Given task: Without including the pictures, copy out every line below.

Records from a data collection
------------------------------------
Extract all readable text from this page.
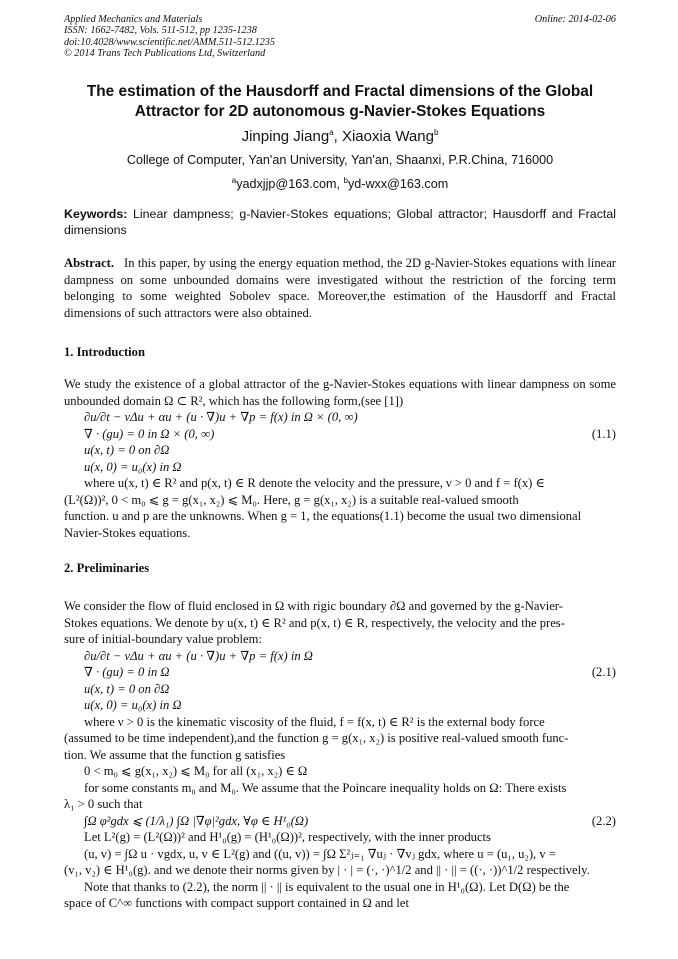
Applied Mechanics and Materials
ISSN: 1662-7482, Vols. 511-512, pp 1235-1238
doi:10.4028/www.scientific.net/AMM.511-512.1235
© 2014 Trans Tech Publications Ltd, Switzerland
Online: 2014-02-06
The estimation of the Hausdorff and Fractal dimensions of the Global
Attractor for 2D autonomous g-Navier-Stokes Equations
Jinping Jiang$^a$, Xiaoxia Wang$^b$
College of Computer, Yan'an University, Yan'an, Shaanxi, P.R.China, 716000
$^a$yadxjjp@163.com, $^b$yd-wxx@163.com
Keywords: Linear dampness; g-Navier-Stokes equations; Global attractor; Hausdorff and Fractal dimensions
Abstract. In this paper, by using the energy equation method, the 2D g-Navier-Stokes equations with linear dampness on some unbounded domains were investigated without the restriction of the forcing term belonging to some weighted Sobolev space. Moreover,the estimation of the Hausdorff and Fractal dimensions of such attractors were also obtained.
1. Introduction
We study the existence of a global attractor of the g-Navier-Stokes equations with linear dampness on some unbounded domain Ω ⊂ R², which has the following form,(see [1])
∂u/∂t − νΔu + αu + (u · ∇)u + ∇p = f(x) in Ω × (0, ∞)
∇ · (gu) = 0 in Ω × (0, ∞)	(1.1)
u(x, t) = 0 on ∂Ω
u(x, 0) = u₀(x) in Ω
where u(x, t) ∈ R² and p(x, t) ∈ R denote the velocity and the pressure, ν > 0 and f = f(x) ∈
(L²(Ω))², 0 < m₀ ⩽ g = g(x₁, x₂) ⩽ M₀. Here, g = g(x₁, x₂) is a suitable real-valued smooth
function. u and p are the unknowns. When g = 1, the equations(1.1) become the usual two dimensional
Navier-Stokes equations.
2. Preliminaries
We consider the flow of fluid enclosed in Ω with rigic boundary ∂Ω and governed by the g-Navier-
Stokes equations. We denote by u(x, t) ∈ R² and p(x, t) ∈ R, respectively, the velocity and the pres-
sure of initial-boundary value problem:
∂u/∂t − νΔu + αu + (u · ∇)u + ∇p = f(x) in Ω
∇ · (gu) = 0 in Ω	(2.1)
u(x, t) = 0 on ∂Ω
u(x, 0) = u₀(x) in Ω
where ν > 0 is the kinematic viscosity of the fluid, f = f(x, t) ∈ R² is the external body force
(assumed to be time independent),and the function g = g(x₁, x₂) is positive real-valued smooth func-
tion. We assume that the function g satisfies
0 < m₀ ⩽ g(x₁, x₂) ⩽ M₀ for all (x₁, x₂) ∈ Ω
for some constants m₀ and M₀. We assume that the Poincare inequality holds on Ω: There exists
λ₁ > 0 such that
∫Ω φ²gdx ⩽ (1/λ₁) ∫Ω |∇φ|²gdx, ∀φ ∈ H¹₀(Ω)	(2.2)
Let L²(g) = (L²(Ω))² and H¹₀(g) = (H¹₀(Ω))², respectively, with the inner products
(u, v) = ∫Ω u · vgdx, u, v ∈ L²(g) and ((u, v)) = ∫Ω Σ²ⱼ₌₁ ∇uⱼ · ∇vⱼ gdx, where u = (u₁, u₂), v =
(v₁, v₂) ∈ H¹₀(g). and we denote their norms given by | · | = (·, ·)^1/2 and || · || = ((·, ·))^1/2 respectively.
Note that thanks to (2.2), the norm || · || is equivalent to the usual one in H¹₀(Ω). Let D(Ω) be the
space of C^∞ functions with compact support contained in Ω and let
------------------------------------
Complete output:
Extract all readable text from this page.
Applied Mechanics and Materials
ISSN: 1662-7482, Vols. 511-512, pp 1235-1238
doi:10.4028/www.scientific.net/AMM.511-512.1235
© 2014 Trans Tech Publications Ltd, Switzerland
Online: 2014-02-06
The estimation of the Hausdorff and Fractal dimensions of the Global
Attractor for 2D autonomous g-Navier-Stokes Equations
Jinping Jiang$^a$, Xiaoxia Wang$^b$
College of Computer, Yan'an University, Yan'an, Shaanxi, P.R.China, 716000
$^a$yadxjjp@163.com, $^b$yd-wxx@163.com
Keywords: Linear dampness; g-Navier-Stokes equations; Global attractor; Hausdorff and Fractal dimensions
Abstract. In this paper, by using the energy equation method, the 2D g-Navier-Stokes equations with linear dampness on some unbounded domains were investigated without the restriction of the forcing term belonging to some weighted Sobolev space. Moreover,the estimation of the Hausdorff and Fractal dimensions of such attractors were also obtained.
1. Introduction
We study the existence of a global attractor of the g-Navier-Stokes equations with linear dampness on some unbounded domain Ω ⊂ R², which has the following form,(see [1])
∂u/∂t − νΔu + αu + (u · ∇)u + ∇p = f(x) in Ω × (0, ∞)
∇ · (gu) = 0 in Ω × (0, ∞)	(1.1)
u(x, t) = 0 on ∂Ω
u(x, 0) = u₀(x) in Ω
where u(x, t) ∈ R² and p(x, t) ∈ R denote the velocity and the pressure, ν > 0 and f = f(x) ∈
(L²(Ω))², 0 < m₀ ⩽ g = g(x₁, x₂) ⩽ M₀. Here, g = g(x₁, x₂) is a suitable real-valued smooth
function. u and p are the unknowns. When g = 1, the equations(1.1) become the usual two dimensional
Navier-Stokes equations.
2. Preliminaries
We consider the flow of fluid enclosed in Ω with rigic boundary ∂Ω and governed by the g-Navier-
Stokes equations. We denote by u(x, t) ∈ R² and p(x, t) ∈ R, respectively, the velocity and the pres-
sure of initial-boundary value problem:
∂u/∂t − νΔu + αu + (u · ∇)u + ∇p = f(x) in Ω
∇ · (gu) = 0 in Ω	(2.1)
u(x, t) = 0 on ∂Ω
u(x, 0) = u₀(x) in Ω
where ν > 0 is the kinematic viscosity of the fluid, f = f(x, t) ∈ R² is the external body force
(assumed to be time independent),and the function g = g(x₁, x₂) is positive real-valued smooth func-
tion. We assume that the function g satisfies
0 < m₀ ⩽ g(x₁, x₂) ⩽ M₀ for all (x₁, x₂) ∈ Ω
for some constants m₀ and M₀. We assume that the Poincare inequality holds on Ω: There exists
λ₁ > 0 such that
∫Ω φ²gdx ⩽ (1/λ₁) ∫Ω |∇φ|²gdx, ∀φ ∈ H¹₀(Ω)	(2.2)
Let L²(g) = (L²(Ω))² and H¹₀(g) = (H¹₀(Ω))², respectively, with the inner products
(u, v) = ∫Ω u · vgdx, u, v ∈ L²(g) and ((u, v)) = ∫Ω Σ²ⱼ₌₁ ∇uⱼ · ∇vⱼ gdx, where u = (u₁, u₂), v =
(v₁, v₂) ∈ H¹₀(g). and we denote their norms given by | · | = (·, ·)^1/2 and || · || = ((·, ·))^1/2 respectively.
Note that thanks to (2.2), the norm || · || is equivalent to the usual one in H¹₀(Ω). Let D(Ω) be the
space of C^∞ functions with compact support contained in Ω and let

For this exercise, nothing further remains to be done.